• _REQUIREMENT_
Would you transcribe all of the data exactly, down to the last character?

• _EXERCISE INPUTS_
────
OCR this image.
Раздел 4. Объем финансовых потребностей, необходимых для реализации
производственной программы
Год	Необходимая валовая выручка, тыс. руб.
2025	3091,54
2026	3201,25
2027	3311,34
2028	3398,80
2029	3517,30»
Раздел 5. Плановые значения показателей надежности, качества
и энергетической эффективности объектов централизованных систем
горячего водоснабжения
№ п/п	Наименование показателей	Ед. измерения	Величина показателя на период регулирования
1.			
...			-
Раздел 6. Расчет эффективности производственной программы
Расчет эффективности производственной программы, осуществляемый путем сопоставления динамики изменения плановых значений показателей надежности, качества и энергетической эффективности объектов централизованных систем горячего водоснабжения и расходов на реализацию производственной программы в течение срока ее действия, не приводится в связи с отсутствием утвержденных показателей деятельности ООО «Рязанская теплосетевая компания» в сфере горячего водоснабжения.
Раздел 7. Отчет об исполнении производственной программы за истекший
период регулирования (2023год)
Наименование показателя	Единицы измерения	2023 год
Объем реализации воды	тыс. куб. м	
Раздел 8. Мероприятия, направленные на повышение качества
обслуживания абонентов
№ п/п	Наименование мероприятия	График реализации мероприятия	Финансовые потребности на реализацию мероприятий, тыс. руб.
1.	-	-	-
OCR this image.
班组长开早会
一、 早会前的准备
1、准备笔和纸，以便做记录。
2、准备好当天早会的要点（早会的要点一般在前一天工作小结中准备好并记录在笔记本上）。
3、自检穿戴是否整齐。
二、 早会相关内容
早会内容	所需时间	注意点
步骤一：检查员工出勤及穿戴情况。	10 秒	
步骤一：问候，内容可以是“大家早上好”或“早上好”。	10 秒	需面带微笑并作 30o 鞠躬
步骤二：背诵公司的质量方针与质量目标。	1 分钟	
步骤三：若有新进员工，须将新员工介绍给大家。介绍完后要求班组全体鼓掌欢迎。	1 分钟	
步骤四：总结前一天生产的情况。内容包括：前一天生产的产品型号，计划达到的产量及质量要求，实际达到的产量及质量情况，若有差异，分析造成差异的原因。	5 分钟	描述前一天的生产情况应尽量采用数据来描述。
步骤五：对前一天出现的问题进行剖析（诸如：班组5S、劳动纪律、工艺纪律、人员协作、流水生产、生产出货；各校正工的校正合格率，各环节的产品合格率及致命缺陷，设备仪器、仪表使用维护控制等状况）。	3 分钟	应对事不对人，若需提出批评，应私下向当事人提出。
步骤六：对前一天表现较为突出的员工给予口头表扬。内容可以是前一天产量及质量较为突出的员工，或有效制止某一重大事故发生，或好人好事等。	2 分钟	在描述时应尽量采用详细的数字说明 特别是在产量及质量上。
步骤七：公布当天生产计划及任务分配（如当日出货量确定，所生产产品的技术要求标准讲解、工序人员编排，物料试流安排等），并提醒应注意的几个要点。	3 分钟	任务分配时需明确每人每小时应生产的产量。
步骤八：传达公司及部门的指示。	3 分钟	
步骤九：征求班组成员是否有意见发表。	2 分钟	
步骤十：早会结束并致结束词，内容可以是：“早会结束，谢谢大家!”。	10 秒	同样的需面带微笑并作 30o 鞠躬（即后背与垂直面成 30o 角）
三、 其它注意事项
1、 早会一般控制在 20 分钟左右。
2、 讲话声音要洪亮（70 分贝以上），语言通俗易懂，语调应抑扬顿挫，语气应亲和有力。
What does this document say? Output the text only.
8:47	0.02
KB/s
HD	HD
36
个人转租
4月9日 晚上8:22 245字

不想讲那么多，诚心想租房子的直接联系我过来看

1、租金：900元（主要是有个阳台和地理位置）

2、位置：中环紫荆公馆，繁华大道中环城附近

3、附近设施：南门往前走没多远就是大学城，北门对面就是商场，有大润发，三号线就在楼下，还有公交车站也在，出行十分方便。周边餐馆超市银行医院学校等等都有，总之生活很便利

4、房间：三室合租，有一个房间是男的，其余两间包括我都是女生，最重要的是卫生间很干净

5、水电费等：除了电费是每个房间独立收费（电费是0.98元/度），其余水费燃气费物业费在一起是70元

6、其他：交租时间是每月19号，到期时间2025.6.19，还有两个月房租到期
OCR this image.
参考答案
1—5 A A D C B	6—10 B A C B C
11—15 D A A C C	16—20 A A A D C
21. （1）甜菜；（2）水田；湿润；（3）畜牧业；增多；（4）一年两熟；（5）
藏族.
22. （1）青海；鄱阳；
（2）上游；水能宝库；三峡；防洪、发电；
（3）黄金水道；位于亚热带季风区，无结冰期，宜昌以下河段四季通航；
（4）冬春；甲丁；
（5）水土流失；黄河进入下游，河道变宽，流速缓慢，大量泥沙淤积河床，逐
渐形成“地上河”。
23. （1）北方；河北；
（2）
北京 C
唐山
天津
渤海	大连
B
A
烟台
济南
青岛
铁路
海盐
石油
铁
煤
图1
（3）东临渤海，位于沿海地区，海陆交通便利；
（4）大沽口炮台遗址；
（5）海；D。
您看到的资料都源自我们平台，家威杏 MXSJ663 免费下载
────
• _TASK SOLUTION_
OCR this image.
Раздел 4. Объем финансовых потребностей, необходимых для реализации
производственной программы
Год	Необходимая валовая выручка, тыс. руб.
2025	3091,54
2026	3201,25
2027	3311,34
2028	3398,80
2029	3517,30»
Раздел 5. Плановые значения показателей надежности, качества
и энергетической эффективности объектов централизованных систем
горячего водоснабжения
№ п/п	Наименование показателей	Ед. измерения	Величина показателя на период регулирования
1.			
...			-
Раздел 6. Расчет эффективности производственной программы
Расчет эффективности производственной программы, осуществляемый путем сопоставления динамики изменения плановых значений показателей надежности, качества и энергетической эффективности объектов централизованных систем горячего водоснабжения и расходов на реализацию производственной программы в течение срока ее действия, не приводится в связи с отсутствием утвержденных показателей деятельности ООО «Рязанская теплосетевая компания» в сфере горячего водоснабжения.
Раздел 7. Отчет об исполнении производственной программы за истекший
период регулирования (2023год)
Наименование показателя	Единицы измерения	2023 год
Объем реализации воды	тыс. куб. м	
Раздел 8. Мероприятия, направленные на повышение качества
обслуживания абонентов
№ п/п	Наименование мероприятия	График реализации мероприятия	Финансовые потребности на реализацию мероприятий, тыс. руб.
1.	-	-	-
OCR this image.
班组长开早会
一、 早会前的准备
1、准备笔和纸，以便做记录。
2、准备好当天早会的要点（早会的要点一般在前一天工作小结中准备好并记录在笔记本上）。
3、自检穿戴是否整齐。
二、 早会相关内容
早会内容	所需时间	注意点
步骤一：检查员工出勤及穿戴情况。	10 秒	
步骤一：问候，内容可以是“大家早上好”或“早上好”。	10 秒	需面带微笑并作 30o 鞠躬
步骤二：背诵公司的质量方针与质量目标。	1 分钟	
步骤三：若有新进员工，须将新员工介绍给大家。介绍完后要求班组全体鼓掌欢迎。	1 分钟	
步骤四：总结前一天生产的情况。内容包括：前一天生产的产品型号，计划达到的产量及质量要求，实际达到的产量及质量情况，若有差异，分析造成差异的原因。	5 分钟	描述前一天的生产情况应尽量采用数据来描述。
步骤五：对前一天出现的问题进行剖析（诸如：班组5S、劳动纪律、工艺纪律、人员协作、流水生产、生产出货；各校正工的校正合格率，各环节的产品合格率及致命缺陷，设备仪器、仪表使用维护控制等状况）。	3 分钟	应对事不对人，若需提出批评，应私下向当事人提出。
步骤六：对前一天表现较为突出的员工给予口头表扬。内容可以是前一天产量及质量较为突出的员工，或有效制止某一重大事故发生，或好人好事等。	2 分钟	在描述时应尽量采用详细的数字说明 特别是在产量及质量上。
步骤七：公布当天生产计划及任务分配（如当日出货量确定，所生产产品的技术要求标准讲解、工序人员编排，物料试流安排等），并提醒应注意的几个要点。	3 分钟	任务分配时需明确每人每小时应生产的产量。
步骤八：传达公司及部门的指示。	3 分钟	
步骤九：征求班组成员是否有意见发表。	2 分钟	
步骤十：早会结束并致结束词，内容可以是：“早会结束，谢谢大家!”。	10 秒	同样的需面带微笑并作 30o 鞠躬（即后背与垂直面成 30o 角）
三、 其它注意事项
1、 早会一般控制在 20 分钟左右。
2、 讲话声音要洪亮（70 分贝以上），语言通俗易懂，语调应抑扬顿挫，语气应亲和有力。
What does this document say? Output the text only.
8:47	0.02
KB/s
HD	HD
36
个人转租
4月9日 晚上8:22 245字

不想讲那么多，诚心想租房子的直接联系我过来看

1、租金：900元（主要是有个阳台和地理位置）

2、位置：中环紫荆公馆，繁华大道中环城附近

3、附近设施：南门往前走没多远就是大学城，北门对面就是商场，有大润发，三号线就在楼下，还有公交车站也在，出行十分方便。周边餐馆超市银行医院学校等等都有，总之生活很便利

4、房间：三室合租，有一个房间是男的，其余两间包括我都是女生，最重要的是卫生间很干净

5、水电费等：除了电费是每个房间独立收费（电费是0.98元/度），其余水费燃气费物业费在一起是70元

6、其他：交租时间是每月19号，到期时间2025.6.19，还有两个月房租到期
OCR this image.
参考答案
1—5 A A D C B	6—10 B A C B C
11—15 D A A C C	16—20 A A A D C
21. （1）甜菜；（2）水田；湿润；（3）畜牧业；增多；（4）一年两熟；（5）
藏族.
22. （1）青海；鄱阳；
（2）上游；水能宝库；三峡；防洪、发电；
（3）黄金水道；位于亚热带季风区，无结冰期，宜昌以下河段四季通航；
（4）冬春；甲丁；
（5）水土流失；黄河进入下游，河道变宽，流速缓慢，大量泥沙淤积河床，逐
渐形成“地上河”。
23. （1）北方；河北；
（2）
北京 C
唐山
天津
渤海	大连
B
A
烟台
济南
青岛
铁路
海盐
石油
铁
煤
图1
（3）东临渤海，位于沿海地区，海陆交通便利；
（4）大沽口炮台遗址；
（5）海；D。
您看到的资料都源自我们平台，家威杏 MXSJ663 免费下载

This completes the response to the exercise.